▶ _WHAT THE EXERCISE ASKS_
Below are entries to be transcribed exactly; exclude the pictures from the copy.

▶ _ENTRIES PROVIDED_
------------
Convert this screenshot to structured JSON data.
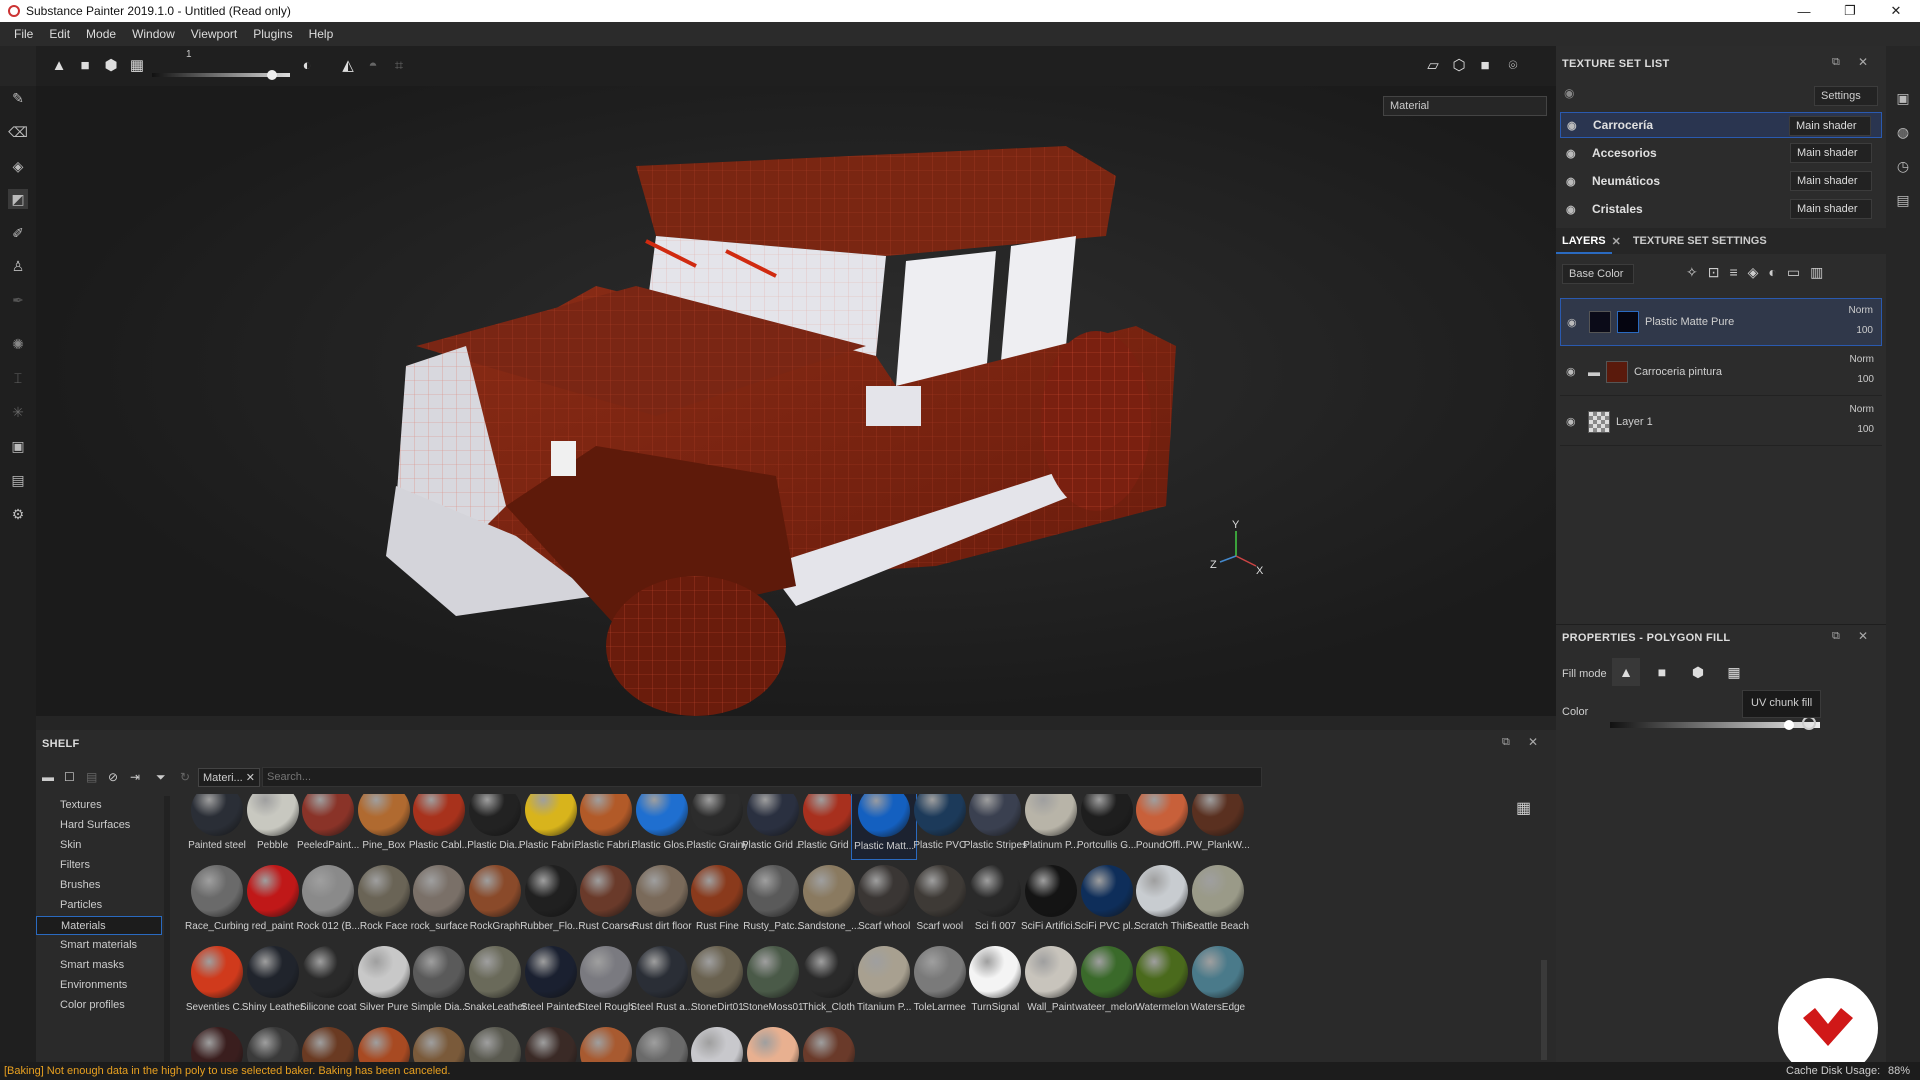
{
  "window": {
    "title": "Substance Painter 2019.1.0 - Untitled (Read only)",
    "minimize": "—",
    "restore": "❐",
    "close": "✕"
  },
  "menu": [
    "File",
    "Edit",
    "Mode",
    "Window",
    "Viewport",
    "Plugins",
    "Help"
  ],
  "toolbar": {
    "size_value": "1",
    "slider_fraction": 0.9
  },
  "viewport": {
    "channel_select": "Material",
    "axis_labels": {
      "y": "Y",
      "z": "Z",
      "x": "X"
    }
  },
  "texture_set_list": {
    "title": "TEXTURE SET LIST",
    "settings_label": "Settings",
    "sets": [
      {
        "name": "Carrocería",
        "shader": "Main shader",
        "selected": true
      },
      {
        "name": "Accesorios",
        "shader": "Main shader"
      },
      {
        "name": "Neumáticos",
        "shader": "Main shader"
      },
      {
        "name": "Cristales",
        "shader": "Main shader"
      }
    ]
  },
  "layers_panel": {
    "tab_layers": "LAYERS",
    "tab_tss": "TEXTURE SET SETTINGS",
    "channel": "Base Color",
    "layers": [
      {
        "name": "Plastic Matte Pure",
        "blend": "Norm",
        "opacity": "100",
        "selected": true,
        "color": "#0b0b18"
      },
      {
        "name": "Carroceria pintura",
        "blend": "Norm",
        "opacity": "100",
        "color": "#5a1a0c"
      },
      {
        "name": "Layer 1",
        "blend": "Norm",
        "opacity": "100",
        "color": "checker"
      }
    ]
  },
  "properties": {
    "title": "PROPERTIES - POLYGON FILL",
    "fill_mode_label": "Fill mode",
    "color_label": "Color",
    "tooltip": "UV chunk fill",
    "color_value": "1"
  },
  "shelf": {
    "title": "SHELF",
    "filter_tag": "Materi...",
    "search_placeholder": "Search...",
    "categories": [
      "Textures",
      "Hard Surfaces",
      "Skin",
      "Filters",
      "Brushes",
      "Particles",
      "Materials",
      "Smart materials",
      "Smart masks",
      "Environments",
      "Color profiles"
    ],
    "selected_category": "Materials",
    "materials": [
      {
        "name": "Painted steel",
        "color": "#2a2e36"
      },
      {
        "name": "Pebble",
        "color": "#c8c8c0"
      },
      {
        "name": "PeeledPaint...",
        "color": "#8a3328"
      },
      {
        "name": "Pine_Box",
        "color": "#b06a30"
      },
      {
        "name": "Plastic Cabl...",
        "color": "#a8321c"
      },
      {
        "name": "Plastic Dia...",
        "color": "#222"
      },
      {
        "name": "Plastic Fabri...",
        "color": "#d8b41c"
      },
      {
        "name": "Plastic Fabri...",
        "color": "#b25a28"
      },
      {
        "name": "Plastic Glos...",
        "color": "#1f6fd0"
      },
      {
        "name": "Plastic Grainy",
        "color": "#2c2c2c"
      },
      {
        "name": "Plastic Grid ...",
        "color": "#2a3040"
      },
      {
        "name": "Plastic Grid ...",
        "color": "#a8301e"
      },
      {
        "name": "Plastic Matt...",
        "color": "#1460c0"
      },
      {
        "name": "Plastic PVC",
        "color": "#1c3a5a"
      },
      {
        "name": "Plastic Stripes",
        "color": "#3a4050"
      },
      {
        "name": "Platinum P...",
        "color": "#b8b4a8"
      },
      {
        "name": "Portcullis G...",
        "color": "#1e1e1e"
      },
      {
        "name": "PoundOffl...",
        "color": "#c8603a"
      },
      {
        "name": "PW_PlankW...",
        "color": "#5a3020"
      },
      {
        "name": "Race_Curbing",
        "color": "#6a6a6a"
      },
      {
        "name": "red_paint",
        "color": "#c01818"
      },
      {
        "name": "Rock 012 (B...",
        "color": "#8a8a8a"
      },
      {
        "name": "Rock Face",
        "color": "#6a6456"
      },
      {
        "name": "rock_surface",
        "color": "#7a7068"
      },
      {
        "name": "RockGraph",
        "color": "#8a4a2a"
      },
      {
        "name": "Rubber_Flo...",
        "color": "#202020"
      },
      {
        "name": "Rust Coarse",
        "color": "#6a3a2a"
      },
      {
        "name": "Rust dirt floor",
        "color": "#7a6a5a"
      },
      {
        "name": "Rust Fine",
        "color": "#8a3a1c"
      },
      {
        "name": "Rusty_Patc...",
        "color": "#5a5a5a"
      },
      {
        "name": "Sandstone_...",
        "color": "#8a7a60"
      },
      {
        "name": "Scarf whool",
        "color": "#3a3634"
      },
      {
        "name": "Scarf wool",
        "color": "#3e3a36"
      },
      {
        "name": "Sci fi 007",
        "color": "#2a2a2a"
      },
      {
        "name": "SciFi Artifici...",
        "color": "#141414"
      },
      {
        "name": "SciFi PVC pl...",
        "color": "#0e2e5a"
      },
      {
        "name": "Scratch Thin",
        "color": "#c8ccd0"
      },
      {
        "name": "Seattle Beach",
        "color": "#9a9a88"
      },
      {
        "name": "Seventies C...",
        "color": "#d03a1c"
      },
      {
        "name": "Shiny Leather",
        "color": "#20242c"
      },
      {
        "name": "Silicone coat",
        "color": "#2a2a2a"
      },
      {
        "name": "Silver Pure",
        "color": "#c8c8c8"
      },
      {
        "name": "Simple Dia...",
        "color": "#5a5a5a"
      },
      {
        "name": "SnakeLeather",
        "color": "#6a6a5a"
      },
      {
        "name": "Steel Painted",
        "color": "#1a2030"
      },
      {
        "name": "Steel Rough",
        "color": "#7a7a80"
      },
      {
        "name": "Steel Rust a...",
        "color": "#2a2e36"
      },
      {
        "name": "StoneDirt01",
        "color": "#6a6250"
      },
      {
        "name": "StoneMoss01",
        "color": "#4a5a48"
      },
      {
        "name": "Thick_Cloth",
        "color": "#2a2a2a"
      },
      {
        "name": "Titanium P...",
        "color": "#a8a090"
      },
      {
        "name": "ToleLarmee",
        "color": "#7a7a7a"
      },
      {
        "name": "TurnSignal",
        "color": "#f4f4f4"
      },
      {
        "name": "Wall_Paint",
        "color": "#c8c4bc"
      },
      {
        "name": "wateer_melon",
        "color": "#3a6a2a"
      },
      {
        "name": "Watermelon",
        "color": "#4a6a1c"
      },
      {
        "name": "WatersEdge",
        "color": "#4a7a8a"
      },
      {
        "name": "",
        "color": "#3a1e1e"
      },
      {
        "name": "",
        "color": "#3a3a3a"
      },
      {
        "name": "",
        "color": "#6a3a22"
      },
      {
        "name": "",
        "color": "#a84a22"
      },
      {
        "name": "",
        "color": "#7a5a3a"
      },
      {
        "name": "",
        "color": "#5a5a50"
      },
      {
        "name": "",
        "color": "#3a2a26"
      },
      {
        "name": "",
        "color": "#a85a30"
      },
      {
        "name": "",
        "color": "#6a6a6a"
      },
      {
        "name": "",
        "color": "#c8c8cc"
      },
      {
        "name": "",
        "color": "#e8b090"
      },
      {
        "name": "",
        "color": "#6a3a2a"
      }
    ]
  },
  "status": {
    "message": "[Baking] Not enough data in the high poly to use selected baker. Baking has been canceled.",
    "cache": "Cache Disk Usage:",
    "cache_value": "88%"
  },
  "colors": {
    "accent": "#1a5ab0",
    "status_text": "#e8a020",
    "car": "#b23a1e"
  }
}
------------
▶ _SOLVED PROBLEM_
Convert this screenshot to structured JSON data.
{
  "window": {
    "title": "Substance Painter 2019.1.0 - Untitled (Read only)",
    "minimize": "—",
    "restore": "❐",
    "close": "✕"
  },
  "menu": [
    "File",
    "Edit",
    "Mode",
    "Window",
    "Viewport",
    "Plugins",
    "Help"
  ],
  "toolbar": {
    "size_value": "1",
    "slider_fraction": 0.9
  },
  "viewport": {
    "channel_select": "Material",
    "axis_labels": {
      "y": "Y",
      "z": "Z",
      "x": "X"
    }
  },
  "texture_set_list": {
    "title": "TEXTURE SET LIST",
    "settings_label": "Settings",
    "sets": [
      {
        "name": "Carrocería",
        "shader": "Main shader",
        "selected": true
      },
      {
        "name": "Accesorios",
        "shader": "Main shader"
      },
      {
        "name": "Neumáticos",
        "shader": "Main shader"
      },
      {
        "name": "Cristales",
        "shader": "Main shader"
      }
    ]
  },
  "layers_panel": {
    "tab_layers": "LAYERS",
    "tab_tss": "TEXTURE SET SETTINGS",
    "channel": "Base Color",
    "layers": [
      {
        "name": "Plastic Matte Pure",
        "blend": "Norm",
        "opacity": "100",
        "selected": true,
        "color": "#0b0b18"
      },
      {
        "name": "Carroceria pintura",
        "blend": "Norm",
        "opacity": "100",
        "color": "#5a1a0c"
      },
      {
        "name": "Layer 1",
        "blend": "Norm",
        "opacity": "100",
        "color": "checker"
      }
    ]
  },
  "properties": {
    "title": "PROPERTIES - POLYGON FILL",
    "fill_mode_label": "Fill mode",
    "color_label": "Color",
    "tooltip": "UV chunk fill",
    "color_value": "1"
  },
  "shelf": {
    "title": "SHELF",
    "filter_tag": "Materi...",
    "search_placeholder": "Search...",
    "categories": [
      "Textures",
      "Hard Surfaces",
      "Skin",
      "Filters",
      "Brushes",
      "Particles",
      "Materials",
      "Smart materials",
      "Smart masks",
      "Environments",
      "Color profiles"
    ],
    "selected_category": "Materials",
    "materials": [
      {
        "name": "Painted steel",
        "color": "#2a2e36"
      },
      {
        "name": "Pebble",
        "color": "#c8c8c0"
      },
      {
        "name": "PeeledPaint...",
        "color": "#8a3328"
      },
      {
        "name": "Pine_Box",
        "color": "#b06a30"
      },
      {
        "name": "Plastic Cabl...",
        "color": "#a8321c"
      },
      {
        "name": "Plastic Dia...",
        "color": "#222"
      },
      {
        "name": "Plastic Fabri...",
        "color": "#d8b41c"
      },
      {
        "name": "Plastic Fabri...",
        "color": "#b25a28"
      },
      {
        "name": "Plastic Glos...",
        "color": "#1f6fd0"
      },
      {
        "name": "Plastic Grainy",
        "color": "#2c2c2c"
      },
      {
        "name": "Plastic Grid ...",
        "color": "#2a3040"
      },
      {
        "name": "Plastic Grid ...",
        "color": "#a8301e"
      },
      {
        "name": "Plastic Matt...",
        "color": "#1460c0"
      },
      {
        "name": "Plastic PVC",
        "color": "#1c3a5a"
      },
      {
        "name": "Plastic Stripes",
        "color": "#3a4050"
      },
      {
        "name": "Platinum P...",
        "color": "#b8b4a8"
      },
      {
        "name": "Portcullis G...",
        "color": "#1e1e1e"
      },
      {
        "name": "PoundOffl...",
        "color": "#c8603a"
      },
      {
        "name": "PW_PlankW...",
        "color": "#5a3020"
      },
      {
        "name": "Race_Curbing",
        "color": "#6a6a6a"
      },
      {
        "name": "red_paint",
        "color": "#c01818"
      },
      {
        "name": "Rock 012 (B...",
        "color": "#8a8a8a"
      },
      {
        "name": "Rock Face",
        "color": "#6a6456"
      },
      {
        "name": "rock_surface",
        "color": "#7a7068"
      },
      {
        "name": "RockGraph",
        "color": "#8a4a2a"
      },
      {
        "name": "Rubber_Flo...",
        "color": "#202020"
      },
      {
        "name": "Rust Coarse",
        "color": "#6a3a2a"
      },
      {
        "name": "Rust dirt floor",
        "color": "#7a6a5a"
      },
      {
        "name": "Rust Fine",
        "color": "#8a3a1c"
      },
      {
        "name": "Rusty_Patc...",
        "color": "#5a5a5a"
      },
      {
        "name": "Sandstone_...",
        "color": "#8a7a60"
      },
      {
        "name": "Scarf whool",
        "color": "#3a3634"
      },
      {
        "name": "Scarf wool",
        "color": "#3e3a36"
      },
      {
        "name": "Sci fi 007",
        "color": "#2a2a2a"
      },
      {
        "name": "SciFi Artifici...",
        "color": "#141414"
      },
      {
        "name": "SciFi PVC pl...",
        "color": "#0e2e5a"
      },
      {
        "name": "Scratch Thin",
        "color": "#c8ccd0"
      },
      {
        "name": "Seattle Beach",
        "color": "#9a9a88"
      },
      {
        "name": "Seventies C...",
        "color": "#d03a1c"
      },
      {
        "name": "Shiny Leather",
        "color": "#20242c"
      },
      {
        "name": "Silicone coat",
        "color": "#2a2a2a"
      },
      {
        "name": "Silver Pure",
        "color": "#c8c8c8"
      },
      {
        "name": "Simple Dia...",
        "color": "#5a5a5a"
      },
      {
        "name": "SnakeLeather",
        "color": "#6a6a5a"
      },
      {
        "name": "Steel Painted",
        "color": "#1a2030"
      },
      {
        "name": "Steel Rough",
        "color": "#7a7a80"
      },
      {
        "name": "Steel Rust a...",
        "color": "#2a2e36"
      },
      {
        "name": "StoneDirt01",
        "color": "#6a6250"
      },
      {
        "name": "StoneMoss01",
        "color": "#4a5a48"
      },
      {
        "name": "Thick_Cloth",
        "color": "#2a2a2a"
      },
      {
        "name": "Titanium P...",
        "color": "#a8a090"
      },
      {
        "name": "ToleLarmee",
        "color": "#7a7a7a"
      },
      {
        "name": "TurnSignal",
        "color": "#f4f4f4"
      },
      {
        "name": "Wall_Paint",
        "color": "#c8c4bc"
      },
      {
        "name": "wateer_melon",
        "color": "#3a6a2a"
      },
      {
        "name": "Watermelon",
        "color": "#4a6a1c"
      },
      {
        "name": "WatersEdge",
        "color": "#4a7a8a"
      },
      {
        "name": "",
        "color": "#3a1e1e"
      },
      {
        "name": "",
        "color": "#3a3a3a"
      },
      {
        "name": "",
        "color": "#6a3a22"
      },
      {
        "name": "",
        "color": "#a84a22"
      },
      {
        "name": "",
        "color": "#7a5a3a"
      },
      {
        "name": "",
        "color": "#5a5a50"
      },
      {
        "name": "",
        "color": "#3a2a26"
      },
      {
        "name": "",
        "color": "#a85a30"
      },
      {
        "name": "",
        "color": "#6a6a6a"
      },
      {
        "name": "",
        "color": "#c8c8cc"
      },
      {
        "name": "",
        "color": "#e8b090"
      },
      {
        "name": "",
        "color": "#6a3a2a"
      }
    ]
  },
  "status": {
    "message": "[Baking] Not enough data in the high poly to use selected baker. Baking has been canceled.",
    "cache": "Cache Disk Usage:",
    "cache_value": "88%"
  },
  "colors": {
    "accent": "#1a5ab0",
    "status_text": "#e8a020",
    "car": "#b23a1e"
  }
}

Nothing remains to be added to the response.